# Information given
= = =

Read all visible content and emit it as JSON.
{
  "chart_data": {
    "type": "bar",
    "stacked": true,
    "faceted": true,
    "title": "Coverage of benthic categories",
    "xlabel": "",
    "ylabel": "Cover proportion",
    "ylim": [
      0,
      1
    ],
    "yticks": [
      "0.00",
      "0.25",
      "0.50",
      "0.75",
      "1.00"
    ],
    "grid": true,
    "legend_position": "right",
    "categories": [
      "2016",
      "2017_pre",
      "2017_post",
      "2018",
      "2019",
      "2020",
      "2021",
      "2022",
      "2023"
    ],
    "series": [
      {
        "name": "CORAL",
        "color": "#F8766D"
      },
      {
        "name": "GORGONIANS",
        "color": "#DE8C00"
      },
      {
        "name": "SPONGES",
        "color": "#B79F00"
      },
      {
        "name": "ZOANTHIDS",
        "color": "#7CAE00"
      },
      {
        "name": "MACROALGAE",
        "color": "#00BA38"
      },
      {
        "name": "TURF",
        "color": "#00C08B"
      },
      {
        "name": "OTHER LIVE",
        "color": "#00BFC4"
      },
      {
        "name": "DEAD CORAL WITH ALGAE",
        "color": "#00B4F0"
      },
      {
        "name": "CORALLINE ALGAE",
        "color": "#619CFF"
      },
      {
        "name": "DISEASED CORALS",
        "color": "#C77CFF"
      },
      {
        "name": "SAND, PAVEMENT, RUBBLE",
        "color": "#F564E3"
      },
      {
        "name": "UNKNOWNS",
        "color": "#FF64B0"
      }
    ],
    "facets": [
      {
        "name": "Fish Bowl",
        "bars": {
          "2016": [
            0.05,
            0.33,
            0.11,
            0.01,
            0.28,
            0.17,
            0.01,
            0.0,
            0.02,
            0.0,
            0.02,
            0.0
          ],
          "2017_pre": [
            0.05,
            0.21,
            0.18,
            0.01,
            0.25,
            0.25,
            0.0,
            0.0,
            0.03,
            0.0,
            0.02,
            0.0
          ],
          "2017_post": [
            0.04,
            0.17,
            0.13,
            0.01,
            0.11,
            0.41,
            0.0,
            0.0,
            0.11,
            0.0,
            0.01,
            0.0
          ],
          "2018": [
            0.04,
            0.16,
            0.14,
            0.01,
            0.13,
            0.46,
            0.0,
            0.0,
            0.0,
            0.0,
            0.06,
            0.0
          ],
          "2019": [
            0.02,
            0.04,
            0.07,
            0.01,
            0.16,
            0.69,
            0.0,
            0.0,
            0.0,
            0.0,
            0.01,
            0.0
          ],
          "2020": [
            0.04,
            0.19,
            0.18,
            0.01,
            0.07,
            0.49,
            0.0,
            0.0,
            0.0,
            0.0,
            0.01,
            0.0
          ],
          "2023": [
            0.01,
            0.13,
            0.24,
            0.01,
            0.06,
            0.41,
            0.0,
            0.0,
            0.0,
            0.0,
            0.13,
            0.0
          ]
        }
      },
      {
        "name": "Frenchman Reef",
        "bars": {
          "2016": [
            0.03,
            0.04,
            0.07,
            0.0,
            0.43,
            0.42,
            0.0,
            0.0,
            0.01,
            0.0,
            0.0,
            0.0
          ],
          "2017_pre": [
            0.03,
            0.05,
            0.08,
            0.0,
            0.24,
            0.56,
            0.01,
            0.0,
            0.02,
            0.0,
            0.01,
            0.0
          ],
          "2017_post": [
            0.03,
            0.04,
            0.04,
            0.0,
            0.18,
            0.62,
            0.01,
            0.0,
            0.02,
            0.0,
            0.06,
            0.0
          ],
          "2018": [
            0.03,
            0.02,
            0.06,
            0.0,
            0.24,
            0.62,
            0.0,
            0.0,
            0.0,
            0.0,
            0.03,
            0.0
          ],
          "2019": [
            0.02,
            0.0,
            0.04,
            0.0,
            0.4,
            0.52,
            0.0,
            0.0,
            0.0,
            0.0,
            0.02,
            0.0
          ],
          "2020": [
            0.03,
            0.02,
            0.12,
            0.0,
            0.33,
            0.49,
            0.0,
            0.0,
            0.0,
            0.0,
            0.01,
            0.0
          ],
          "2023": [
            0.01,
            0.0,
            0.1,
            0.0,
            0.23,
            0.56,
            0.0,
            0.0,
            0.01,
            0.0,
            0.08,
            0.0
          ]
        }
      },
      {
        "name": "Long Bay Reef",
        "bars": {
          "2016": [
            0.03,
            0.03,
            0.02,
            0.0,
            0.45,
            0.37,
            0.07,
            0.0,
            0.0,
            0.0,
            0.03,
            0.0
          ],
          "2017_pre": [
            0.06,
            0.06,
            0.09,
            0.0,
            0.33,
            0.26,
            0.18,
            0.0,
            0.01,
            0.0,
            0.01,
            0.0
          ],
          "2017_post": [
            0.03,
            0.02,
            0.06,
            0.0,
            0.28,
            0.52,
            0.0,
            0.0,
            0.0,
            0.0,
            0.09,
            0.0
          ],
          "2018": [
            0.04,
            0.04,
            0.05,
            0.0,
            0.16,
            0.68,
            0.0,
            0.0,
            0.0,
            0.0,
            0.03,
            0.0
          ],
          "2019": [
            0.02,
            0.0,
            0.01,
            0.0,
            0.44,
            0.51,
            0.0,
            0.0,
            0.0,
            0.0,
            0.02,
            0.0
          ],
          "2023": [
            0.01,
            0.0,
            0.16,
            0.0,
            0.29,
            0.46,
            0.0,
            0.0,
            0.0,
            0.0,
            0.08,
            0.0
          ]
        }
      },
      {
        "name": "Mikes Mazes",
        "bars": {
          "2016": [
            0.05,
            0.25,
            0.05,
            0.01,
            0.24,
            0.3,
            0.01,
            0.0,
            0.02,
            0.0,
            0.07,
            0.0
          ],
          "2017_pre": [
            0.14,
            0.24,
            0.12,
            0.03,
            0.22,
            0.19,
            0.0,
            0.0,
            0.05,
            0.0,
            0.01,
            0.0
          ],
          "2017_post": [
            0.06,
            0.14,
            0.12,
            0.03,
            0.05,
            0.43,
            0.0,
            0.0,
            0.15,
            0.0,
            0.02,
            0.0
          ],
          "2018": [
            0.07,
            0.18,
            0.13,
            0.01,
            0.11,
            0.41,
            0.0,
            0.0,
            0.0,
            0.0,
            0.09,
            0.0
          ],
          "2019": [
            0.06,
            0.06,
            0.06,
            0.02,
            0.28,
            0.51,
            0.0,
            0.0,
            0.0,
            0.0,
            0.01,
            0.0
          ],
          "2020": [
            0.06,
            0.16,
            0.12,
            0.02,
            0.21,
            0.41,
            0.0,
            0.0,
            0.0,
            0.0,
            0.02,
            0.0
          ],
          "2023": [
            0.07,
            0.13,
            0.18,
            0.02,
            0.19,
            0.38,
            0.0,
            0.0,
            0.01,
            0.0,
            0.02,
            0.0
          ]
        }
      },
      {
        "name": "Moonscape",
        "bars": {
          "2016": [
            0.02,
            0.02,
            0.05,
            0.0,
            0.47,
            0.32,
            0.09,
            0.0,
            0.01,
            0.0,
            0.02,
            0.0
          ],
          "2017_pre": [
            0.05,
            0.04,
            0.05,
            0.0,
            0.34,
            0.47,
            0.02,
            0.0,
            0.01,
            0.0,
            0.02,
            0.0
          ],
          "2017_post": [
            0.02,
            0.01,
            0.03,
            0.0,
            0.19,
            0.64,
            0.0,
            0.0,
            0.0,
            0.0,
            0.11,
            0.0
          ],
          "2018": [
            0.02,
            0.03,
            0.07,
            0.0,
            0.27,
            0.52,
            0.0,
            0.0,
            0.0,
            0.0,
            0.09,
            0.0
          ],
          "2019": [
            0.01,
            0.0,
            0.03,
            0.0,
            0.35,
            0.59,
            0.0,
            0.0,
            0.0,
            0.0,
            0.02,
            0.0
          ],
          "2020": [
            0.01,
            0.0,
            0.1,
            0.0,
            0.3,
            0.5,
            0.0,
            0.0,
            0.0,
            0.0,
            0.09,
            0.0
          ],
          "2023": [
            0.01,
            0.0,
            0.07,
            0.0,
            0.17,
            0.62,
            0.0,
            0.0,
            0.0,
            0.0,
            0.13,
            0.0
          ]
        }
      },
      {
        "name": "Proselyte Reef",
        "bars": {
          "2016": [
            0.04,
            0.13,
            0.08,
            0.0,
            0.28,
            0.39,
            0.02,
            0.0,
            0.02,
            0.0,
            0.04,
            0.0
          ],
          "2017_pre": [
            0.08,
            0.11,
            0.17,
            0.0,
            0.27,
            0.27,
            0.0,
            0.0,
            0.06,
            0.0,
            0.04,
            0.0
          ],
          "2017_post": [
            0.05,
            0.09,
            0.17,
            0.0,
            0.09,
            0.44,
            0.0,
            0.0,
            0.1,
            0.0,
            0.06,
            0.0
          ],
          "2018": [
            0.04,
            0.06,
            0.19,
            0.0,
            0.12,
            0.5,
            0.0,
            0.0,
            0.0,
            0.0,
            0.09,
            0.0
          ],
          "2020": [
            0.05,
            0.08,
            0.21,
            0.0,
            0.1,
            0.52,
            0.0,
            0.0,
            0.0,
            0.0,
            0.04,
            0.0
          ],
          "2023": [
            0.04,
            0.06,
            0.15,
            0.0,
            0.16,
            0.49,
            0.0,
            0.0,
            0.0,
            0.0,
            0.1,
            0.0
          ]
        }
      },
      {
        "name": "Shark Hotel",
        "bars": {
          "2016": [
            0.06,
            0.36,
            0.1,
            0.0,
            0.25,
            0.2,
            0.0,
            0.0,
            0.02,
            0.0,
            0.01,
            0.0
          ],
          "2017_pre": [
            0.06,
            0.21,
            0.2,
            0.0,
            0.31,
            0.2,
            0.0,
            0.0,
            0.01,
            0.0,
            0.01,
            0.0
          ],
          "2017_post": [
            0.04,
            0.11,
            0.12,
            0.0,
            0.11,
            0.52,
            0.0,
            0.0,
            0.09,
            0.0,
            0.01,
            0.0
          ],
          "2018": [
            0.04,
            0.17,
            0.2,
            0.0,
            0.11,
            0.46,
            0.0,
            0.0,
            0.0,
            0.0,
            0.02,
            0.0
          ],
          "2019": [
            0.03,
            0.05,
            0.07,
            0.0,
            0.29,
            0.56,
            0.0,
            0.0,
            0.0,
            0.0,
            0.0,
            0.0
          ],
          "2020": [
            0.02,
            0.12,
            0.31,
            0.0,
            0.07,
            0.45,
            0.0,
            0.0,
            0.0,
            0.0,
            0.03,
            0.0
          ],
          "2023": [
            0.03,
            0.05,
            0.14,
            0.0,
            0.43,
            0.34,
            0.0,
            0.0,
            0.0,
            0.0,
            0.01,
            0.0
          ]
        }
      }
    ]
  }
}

= = =

# Exercise details
Check the data for the word "Reef" and pull out the lines that have it.

# Right answer
        "name": "Frenchman Reef",
        "name": "Long Bay Reef",
        "name": "Proselyte Reef",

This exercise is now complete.